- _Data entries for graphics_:
• • • • •

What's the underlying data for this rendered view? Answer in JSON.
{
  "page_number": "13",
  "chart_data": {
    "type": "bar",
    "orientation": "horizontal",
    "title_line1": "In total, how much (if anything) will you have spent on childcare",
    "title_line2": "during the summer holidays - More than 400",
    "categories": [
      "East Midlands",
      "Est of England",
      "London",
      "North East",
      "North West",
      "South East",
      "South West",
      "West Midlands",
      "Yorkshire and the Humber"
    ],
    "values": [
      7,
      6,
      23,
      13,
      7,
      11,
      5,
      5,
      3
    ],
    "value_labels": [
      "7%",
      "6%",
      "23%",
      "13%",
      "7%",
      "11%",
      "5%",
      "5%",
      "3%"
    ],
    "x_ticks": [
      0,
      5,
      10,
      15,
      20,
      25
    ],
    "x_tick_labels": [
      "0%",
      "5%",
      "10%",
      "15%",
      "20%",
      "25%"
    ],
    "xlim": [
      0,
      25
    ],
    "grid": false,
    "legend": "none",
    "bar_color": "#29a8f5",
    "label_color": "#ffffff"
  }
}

• • • • •

- _Brief_:
Reproduce every record, matching each line exactly.

- _Exercise output_:
What's the underlying data for this rendered view? Answer in JSON.
{
  "page_number": "13",
  "chart_data": {
    "type": "bar",
    "orientation": "horizontal",
    "title_line1": "In total, how much (if anything) will you have spent on childcare",
    "title_line2": "during the summer holidays - More than 400",
    "categories": [
      "East Midlands",
      "Est of England",
      "London",
      "North East",
      "North West",
      "South East",
      "South West",
      "West Midlands",
      "Yorkshire and the Humber"
    ],
    "values": [
      7,
      6,
      23,
      13,
      7,
      11,
      5,
      5,
      3
    ],
    "value_labels": [
      "7%",
      "6%",
      "23%",
      "13%",
      "7%",
      "11%",
      "5%",
      "5%",
      "3%"
    ],
    "x_ticks": [
      0,
      5,
      10,
      15,
      20,
      25
    ],
    "x_tick_labels": [
      "0%",
      "5%",
      "10%",
      "15%",
      "20%",
      "25%"
    ],
    "xlim": [
      0,
      25
    ],
    "grid": false,
    "legend": "none",
    "bar_color": "#29a8f5",
    "label_color": "#ffffff"
  }
}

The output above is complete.